*WRITTEN PROBLEM*: Return all the entries exactly, keeping pictures out.

*EXCERPTED DATA*:
━━━━━━━━━━━━━━━━
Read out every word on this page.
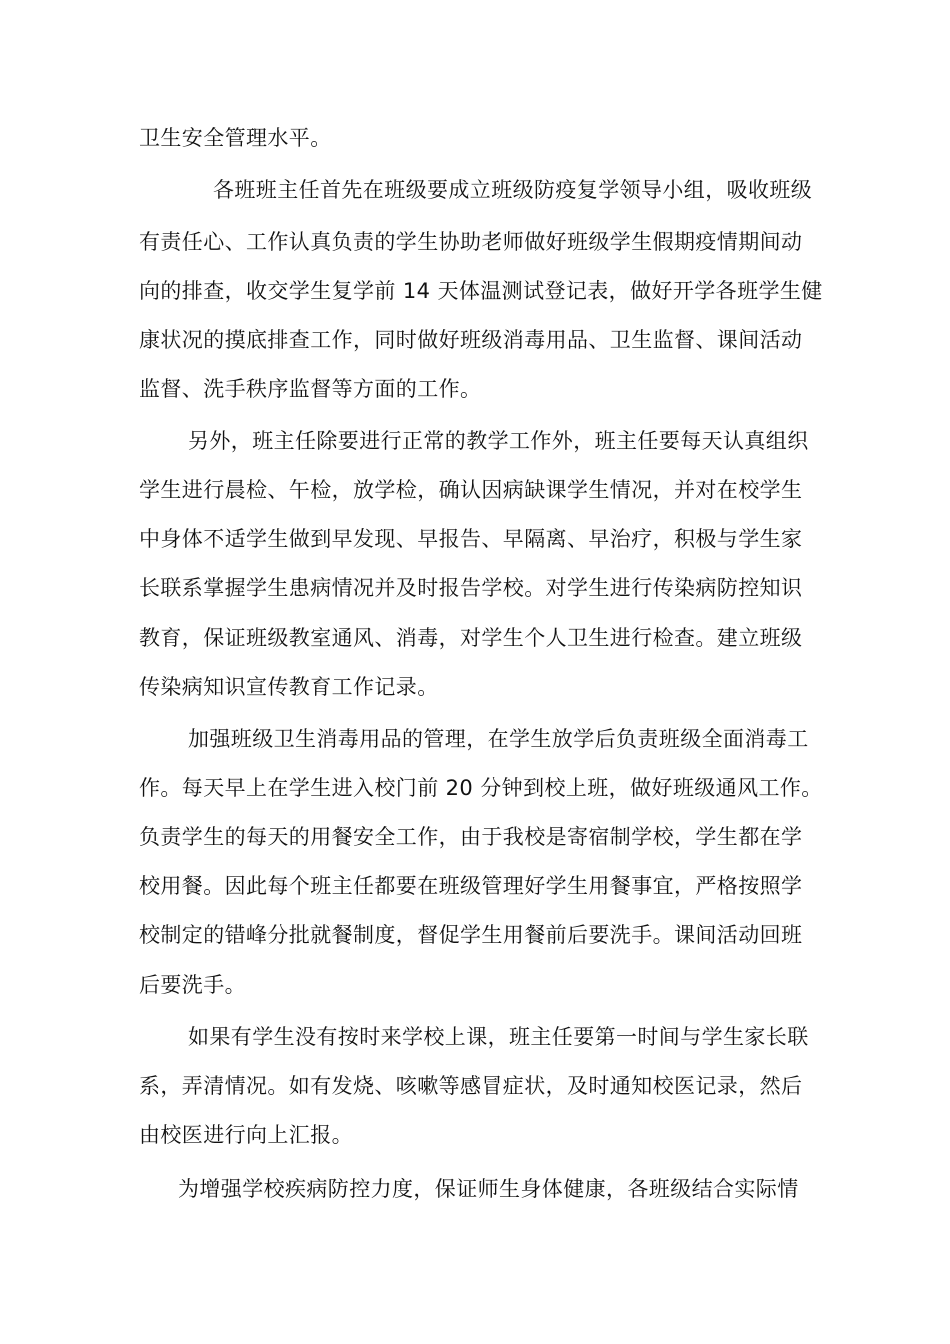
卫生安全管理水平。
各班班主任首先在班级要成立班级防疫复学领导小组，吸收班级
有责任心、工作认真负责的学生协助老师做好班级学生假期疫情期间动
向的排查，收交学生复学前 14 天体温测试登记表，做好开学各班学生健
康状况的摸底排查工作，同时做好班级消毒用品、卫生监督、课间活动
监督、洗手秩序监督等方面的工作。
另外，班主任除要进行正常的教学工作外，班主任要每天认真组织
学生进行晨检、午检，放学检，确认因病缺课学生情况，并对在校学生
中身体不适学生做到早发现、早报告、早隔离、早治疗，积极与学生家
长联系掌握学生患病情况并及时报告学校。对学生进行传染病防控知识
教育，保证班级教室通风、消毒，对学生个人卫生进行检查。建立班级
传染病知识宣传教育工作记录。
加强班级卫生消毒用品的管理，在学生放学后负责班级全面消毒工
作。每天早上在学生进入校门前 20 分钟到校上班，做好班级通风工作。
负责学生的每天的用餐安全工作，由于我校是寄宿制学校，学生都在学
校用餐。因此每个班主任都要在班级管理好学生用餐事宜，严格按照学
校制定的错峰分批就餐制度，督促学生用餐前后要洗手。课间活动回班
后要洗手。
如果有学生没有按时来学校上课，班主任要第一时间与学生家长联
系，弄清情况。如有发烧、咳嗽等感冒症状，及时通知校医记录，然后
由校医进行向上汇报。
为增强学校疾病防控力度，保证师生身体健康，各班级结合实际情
━━━━━━━━━━━━━━━━
*SOLUTION TO THIS PROBLEM*:
Read out every word on this page.
卫生安全管理水平。
各班班主任首先在班级要成立班级防疫复学领导小组，吸收班级
有责任心、工作认真负责的学生协助老师做好班级学生假期疫情期间动
向的排查，收交学生复学前 14 天体温测试登记表，做好开学各班学生健
康状况的摸底排查工作，同时做好班级消毒用品、卫生监督、课间活动
监督、洗手秩序监督等方面的工作。
另外，班主任除要进行正常的教学工作外，班主任要每天认真组织
学生进行晨检、午检，放学检，确认因病缺课学生情况，并对在校学生
中身体不适学生做到早发现、早报告、早隔离、早治疗，积极与学生家
长联系掌握学生患病情况并及时报告学校。对学生进行传染病防控知识
教育，保证班级教室通风、消毒，对学生个人卫生进行检查。建立班级
传染病知识宣传教育工作记录。
加强班级卫生消毒用品的管理，在学生放学后负责班级全面消毒工
作。每天早上在学生进入校门前 20 分钟到校上班，做好班级通风工作。
负责学生的每天的用餐安全工作，由于我校是寄宿制学校，学生都在学
校用餐。因此每个班主任都要在班级管理好学生用餐事宜，严格按照学
校制定的错峰分批就餐制度，督促学生用餐前后要洗手。课间活动回班
后要洗手。
如果有学生没有按时来学校上课，班主任要第一时间与学生家长联
系，弄清情况。如有发烧、咳嗽等感冒症状，及时通知校医记录，然后
由校医进行向上汇报。
为增强学校疾病防控力度，保证师生身体健康，各班级结合实际情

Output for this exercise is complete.